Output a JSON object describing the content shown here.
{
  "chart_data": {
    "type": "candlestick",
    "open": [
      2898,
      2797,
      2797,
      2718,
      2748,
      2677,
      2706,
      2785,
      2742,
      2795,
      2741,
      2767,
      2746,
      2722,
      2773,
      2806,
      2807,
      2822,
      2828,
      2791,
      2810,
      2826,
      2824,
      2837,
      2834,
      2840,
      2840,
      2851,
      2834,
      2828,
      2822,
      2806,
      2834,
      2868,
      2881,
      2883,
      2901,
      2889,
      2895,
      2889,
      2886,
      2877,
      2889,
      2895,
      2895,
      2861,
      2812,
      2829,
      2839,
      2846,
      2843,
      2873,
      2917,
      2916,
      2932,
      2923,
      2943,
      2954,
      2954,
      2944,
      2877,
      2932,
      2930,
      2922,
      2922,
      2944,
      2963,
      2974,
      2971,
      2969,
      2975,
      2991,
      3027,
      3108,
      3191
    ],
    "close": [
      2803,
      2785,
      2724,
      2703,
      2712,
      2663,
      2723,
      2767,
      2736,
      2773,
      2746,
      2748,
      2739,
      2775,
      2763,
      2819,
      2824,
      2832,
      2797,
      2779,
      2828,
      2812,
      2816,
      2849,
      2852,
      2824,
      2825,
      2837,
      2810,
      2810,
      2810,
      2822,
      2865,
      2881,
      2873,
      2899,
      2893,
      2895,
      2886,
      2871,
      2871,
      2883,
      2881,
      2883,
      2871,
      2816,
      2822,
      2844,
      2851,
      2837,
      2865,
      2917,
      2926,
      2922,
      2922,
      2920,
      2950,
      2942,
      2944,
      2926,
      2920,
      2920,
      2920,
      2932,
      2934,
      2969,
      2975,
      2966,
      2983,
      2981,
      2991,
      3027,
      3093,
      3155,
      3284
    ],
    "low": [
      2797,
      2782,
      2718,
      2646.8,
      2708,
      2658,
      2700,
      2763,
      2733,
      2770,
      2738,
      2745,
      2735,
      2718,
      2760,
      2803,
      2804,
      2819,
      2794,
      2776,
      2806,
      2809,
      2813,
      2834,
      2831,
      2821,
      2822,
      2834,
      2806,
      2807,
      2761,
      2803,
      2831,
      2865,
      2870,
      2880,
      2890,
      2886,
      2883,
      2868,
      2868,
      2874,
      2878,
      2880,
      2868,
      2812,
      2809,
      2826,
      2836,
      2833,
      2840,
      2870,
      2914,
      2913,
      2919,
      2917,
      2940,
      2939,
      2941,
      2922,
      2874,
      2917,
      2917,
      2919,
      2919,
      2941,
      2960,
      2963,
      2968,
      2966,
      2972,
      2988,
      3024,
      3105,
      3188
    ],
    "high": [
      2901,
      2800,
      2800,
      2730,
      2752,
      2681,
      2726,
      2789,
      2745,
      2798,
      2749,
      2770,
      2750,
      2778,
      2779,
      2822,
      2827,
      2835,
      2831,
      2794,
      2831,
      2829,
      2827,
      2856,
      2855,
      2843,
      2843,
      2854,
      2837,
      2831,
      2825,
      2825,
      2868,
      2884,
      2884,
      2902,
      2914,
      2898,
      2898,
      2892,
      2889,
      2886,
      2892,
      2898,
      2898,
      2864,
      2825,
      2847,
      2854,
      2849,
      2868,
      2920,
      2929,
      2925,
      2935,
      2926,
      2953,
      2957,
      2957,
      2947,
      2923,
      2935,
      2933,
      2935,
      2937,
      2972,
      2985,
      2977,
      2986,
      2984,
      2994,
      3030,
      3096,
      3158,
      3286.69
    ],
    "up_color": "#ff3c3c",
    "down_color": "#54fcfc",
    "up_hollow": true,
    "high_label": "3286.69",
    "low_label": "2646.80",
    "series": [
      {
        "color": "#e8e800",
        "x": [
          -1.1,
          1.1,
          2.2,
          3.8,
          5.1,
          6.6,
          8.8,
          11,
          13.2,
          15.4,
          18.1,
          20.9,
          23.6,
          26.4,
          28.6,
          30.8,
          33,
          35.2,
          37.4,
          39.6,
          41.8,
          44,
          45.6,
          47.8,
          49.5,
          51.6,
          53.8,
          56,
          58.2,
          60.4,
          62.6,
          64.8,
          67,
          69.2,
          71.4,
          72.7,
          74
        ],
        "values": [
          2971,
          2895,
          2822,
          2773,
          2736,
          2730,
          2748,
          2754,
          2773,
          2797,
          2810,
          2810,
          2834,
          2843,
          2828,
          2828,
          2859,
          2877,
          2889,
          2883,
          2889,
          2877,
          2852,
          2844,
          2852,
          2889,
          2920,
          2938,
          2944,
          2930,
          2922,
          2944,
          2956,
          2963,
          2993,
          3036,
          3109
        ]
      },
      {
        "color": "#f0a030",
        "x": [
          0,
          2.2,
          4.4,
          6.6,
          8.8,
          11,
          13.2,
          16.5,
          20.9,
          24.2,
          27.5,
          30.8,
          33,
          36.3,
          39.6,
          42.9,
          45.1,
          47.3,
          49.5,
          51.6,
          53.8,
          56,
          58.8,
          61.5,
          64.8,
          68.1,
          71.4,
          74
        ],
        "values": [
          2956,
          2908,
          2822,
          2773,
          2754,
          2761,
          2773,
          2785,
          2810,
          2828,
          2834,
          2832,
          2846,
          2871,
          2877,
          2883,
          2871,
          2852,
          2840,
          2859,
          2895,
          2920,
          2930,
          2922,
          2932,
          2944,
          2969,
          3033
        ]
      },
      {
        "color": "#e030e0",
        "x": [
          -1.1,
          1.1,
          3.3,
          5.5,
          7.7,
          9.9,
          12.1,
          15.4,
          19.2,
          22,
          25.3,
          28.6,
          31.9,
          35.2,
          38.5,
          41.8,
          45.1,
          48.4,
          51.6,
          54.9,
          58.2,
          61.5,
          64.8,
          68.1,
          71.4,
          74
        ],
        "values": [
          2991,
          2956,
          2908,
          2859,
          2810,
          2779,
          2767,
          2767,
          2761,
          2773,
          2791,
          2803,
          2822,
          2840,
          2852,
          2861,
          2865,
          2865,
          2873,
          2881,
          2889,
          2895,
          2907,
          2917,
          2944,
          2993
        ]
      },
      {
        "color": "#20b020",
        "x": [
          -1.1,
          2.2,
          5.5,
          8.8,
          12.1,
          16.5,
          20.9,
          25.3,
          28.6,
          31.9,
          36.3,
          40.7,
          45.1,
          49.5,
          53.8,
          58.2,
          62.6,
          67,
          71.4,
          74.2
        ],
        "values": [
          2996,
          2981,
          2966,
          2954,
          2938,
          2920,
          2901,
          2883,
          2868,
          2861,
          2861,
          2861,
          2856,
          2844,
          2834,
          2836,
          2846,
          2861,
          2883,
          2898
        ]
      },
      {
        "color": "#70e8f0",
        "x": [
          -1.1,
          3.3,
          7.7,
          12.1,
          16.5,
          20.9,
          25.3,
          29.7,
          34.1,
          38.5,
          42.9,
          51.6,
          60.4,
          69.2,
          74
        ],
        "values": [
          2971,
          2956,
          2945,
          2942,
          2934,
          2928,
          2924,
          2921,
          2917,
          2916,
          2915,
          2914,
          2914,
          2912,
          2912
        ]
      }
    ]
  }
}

************

> INSTRUCTIONS TO FOLLOW: Print the material verbatim, all of it.

> TASK SOLUTION:
Output a JSON object describing the content shown here.
{
  "chart_data": {
    "type": "candlestick",
    "open": [
      2898,
      2797,
      2797,
      2718,
      2748,
      2677,
      2706,
      2785,
      2742,
      2795,
      2741,
      2767,
      2746,
      2722,
      2773,
      2806,
      2807,
      2822,
      2828,
      2791,
      2810,
      2826,
      2824,
      2837,
      2834,
      2840,
      2840,
      2851,
      2834,
      2828,
      2822,
      2806,
      2834,
      2868,
      2881,
      2883,
      2901,
      2889,
      2895,
      2889,
      2886,
      2877,
      2889,
      2895,
      2895,
      2861,
      2812,
      2829,
      2839,
      2846,
      2843,
      2873,
      2917,
      2916,
      2932,
      2923,
      2943,
      2954,
      2954,
      2944,
      2877,
      2932,
      2930,
      2922,
      2922,
      2944,
      2963,
      2974,
      2971,
      2969,
      2975,
      2991,
      3027,
      3108,
      3191
    ],
    "close": [
      2803,
      2785,
      2724,
      2703,
      2712,
      2663,
      2723,
      2767,
      2736,
      2773,
      2746,
      2748,
      2739,
      2775,
      2763,
      2819,
      2824,
      2832,
      2797,
      2779,
      2828,
      2812,
      2816,
      2849,
      2852,
      2824,
      2825,
      2837,
      2810,
      2810,
      2810,
      2822,
      2865,
      2881,
      2873,
      2899,
      2893,
      2895,
      2886,
      2871,
      2871,
      2883,
      2881,
      2883,
      2871,
      2816,
      2822,
      2844,
      2851,
      2837,
      2865,
      2917,
      2926,
      2922,
      2922,
      2920,
      2950,
      2942,
      2944,
      2926,
      2920,
      2920,
      2920,
      2932,
      2934,
      2969,
      2975,
      2966,
      2983,
      2981,
      2991,
      3027,
      3093,
      3155,
      3284
    ],
    "low": [
      2797,
      2782,
      2718,
      2646.8,
      2708,
      2658,
      2700,
      2763,
      2733,
      2770,
      2738,
      2745,
      2735,
      2718,
      2760,
      2803,
      2804,
      2819,
      2794,
      2776,
      2806,
      2809,
      2813,
      2834,
      2831,
      2821,
      2822,
      2834,
      2806,
      2807,
      2761,
      2803,
      2831,
      2865,
      2870,
      2880,
      2890,
      2886,
      2883,
      2868,
      2868,
      2874,
      2878,
      2880,
      2868,
      2812,
      2809,
      2826,
      2836,
      2833,
      2840,
      2870,
      2914,
      2913,
      2919,
      2917,
      2940,
      2939,
      2941,
      2922,
      2874,
      2917,
      2917,
      2919,
      2919,
      2941,
      2960,
      2963,
      2968,
      2966,
      2972,
      2988,
      3024,
      3105,
      3188
    ],
    "high": [
      2901,
      2800,
      2800,
      2730,
      2752,
      2681,
      2726,
      2789,
      2745,
      2798,
      2749,
      2770,
      2750,
      2778,
      2779,
      2822,
      2827,
      2835,
      2831,
      2794,
      2831,
      2829,
      2827,
      2856,
      2855,
      2843,
      2843,
      2854,
      2837,
      2831,
      2825,
      2825,
      2868,
      2884,
      2884,
      2902,
      2914,
      2898,
      2898,
      2892,
      2889,
      2886,
      2892,
      2898,
      2898,
      2864,
      2825,
      2847,
      2854,
      2849,
      2868,
      2920,
      2929,
      2925,
      2935,
      2926,
      2953,
      2957,
      2957,
      2947,
      2923,
      2935,
      2933,
      2935,
      2937,
      2972,
      2985,
      2977,
      2986,
      2984,
      2994,
      3030,
      3096,
      3158,
      3286.69
    ],
    "up_color": "#ff3c3c",
    "down_color": "#54fcfc",
    "up_hollow": true,
    "high_label": "3286.69",
    "low_label": "2646.80",
    "series": [
      {
        "color": "#e8e800",
        "x": [
          -1.1,
          1.1,
          2.2,
          3.8,
          5.1,
          6.6,
          8.8,
          11,
          13.2,
          15.4,
          18.1,
          20.9,
          23.6,
          26.4,
          28.6,
          30.8,
          33,
          35.2,
          37.4,
          39.6,
          41.8,
          44,
          45.6,
          47.8,
          49.5,
          51.6,
          53.8,
          56,
          58.2,
          60.4,
          62.6,
          64.8,
          67,
          69.2,
          71.4,
          72.7,
          74
        ],
        "values": [
          2971,
          2895,
          2822,
          2773,
          2736,
          2730,
          2748,
          2754,
          2773,
          2797,
          2810,
          2810,
          2834,
          2843,
          2828,
          2828,
          2859,
          2877,
          2889,
          2883,
          2889,
          2877,
          2852,
          2844,
          2852,
          2889,
          2920,
          2938,
          2944,
          2930,
          2922,
          2944,
          2956,
          2963,
          2993,
          3036,
          3109
        ]
      },
      {
        "color": "#f0a030",
        "x": [
          0,
          2.2,
          4.4,
          6.6,
          8.8,
          11,
          13.2,
          16.5,
          20.9,
          24.2,
          27.5,
          30.8,
          33,
          36.3,
          39.6,
          42.9,
          45.1,
          47.3,
          49.5,
          51.6,
          53.8,
          56,
          58.8,
          61.5,
          64.8,
          68.1,
          71.4,
          74
        ],
        "values": [
          2956,
          2908,
          2822,
          2773,
          2754,
          2761,
          2773,
          2785,
          2810,
          2828,
          2834,
          2832,
          2846,
          2871,
          2877,
          2883,
          2871,
          2852,
          2840,
          2859,
          2895,
          2920,
          2930,
          2922,
          2932,
          2944,
          2969,
          3033
        ]
      },
      {
        "color": "#e030e0",
        "x": [
          -1.1,
          1.1,
          3.3,
          5.5,
          7.7,
          9.9,
          12.1,
          15.4,
          19.2,
          22,
          25.3,
          28.6,
          31.9,
          35.2,
          38.5,
          41.8,
          45.1,
          48.4,
          51.6,
          54.9,
          58.2,
          61.5,
          64.8,
          68.1,
          71.4,
          74
        ],
        "values": [
          2991,
          2956,
          2908,
          2859,
          2810,
          2779,
          2767,
          2767,
          2761,
          2773,
          2791,
          2803,
          2822,
          2840,
          2852,
          2861,
          2865,
          2865,
          2873,
          2881,
          2889,
          2895,
          2907,
          2917,
          2944,
          2993
        ]
      },
      {
        "color": "#20b020",
        "x": [
          -1.1,
          2.2,
          5.5,
          8.8,
          12.1,
          16.5,
          20.9,
          25.3,
          28.6,
          31.9,
          36.3,
          40.7,
          45.1,
          49.5,
          53.8,
          58.2,
          62.6,
          67,
          71.4,
          74.2
        ],
        "values": [
          2996,
          2981,
          2966,
          2954,
          2938,
          2920,
          2901,
          2883,
          2868,
          2861,
          2861,
          2861,
          2856,
          2844,
          2834,
          2836,
          2846,
          2861,
          2883,
          2898
        ]
      },
      {
        "color": "#70e8f0",
        "x": [
          -1.1,
          3.3,
          7.7,
          12.1,
          16.5,
          20.9,
          25.3,
          29.7,
          34.1,
          38.5,
          42.9,
          51.6,
          60.4,
          69.2,
          74
        ],
        "values": [
          2971,
          2956,
          2945,
          2942,
          2934,
          2928,
          2924,
          2921,
          2917,
          2916,
          2915,
          2914,
          2914,
          2912,
          2912
        ]
      }
    ]
  }
}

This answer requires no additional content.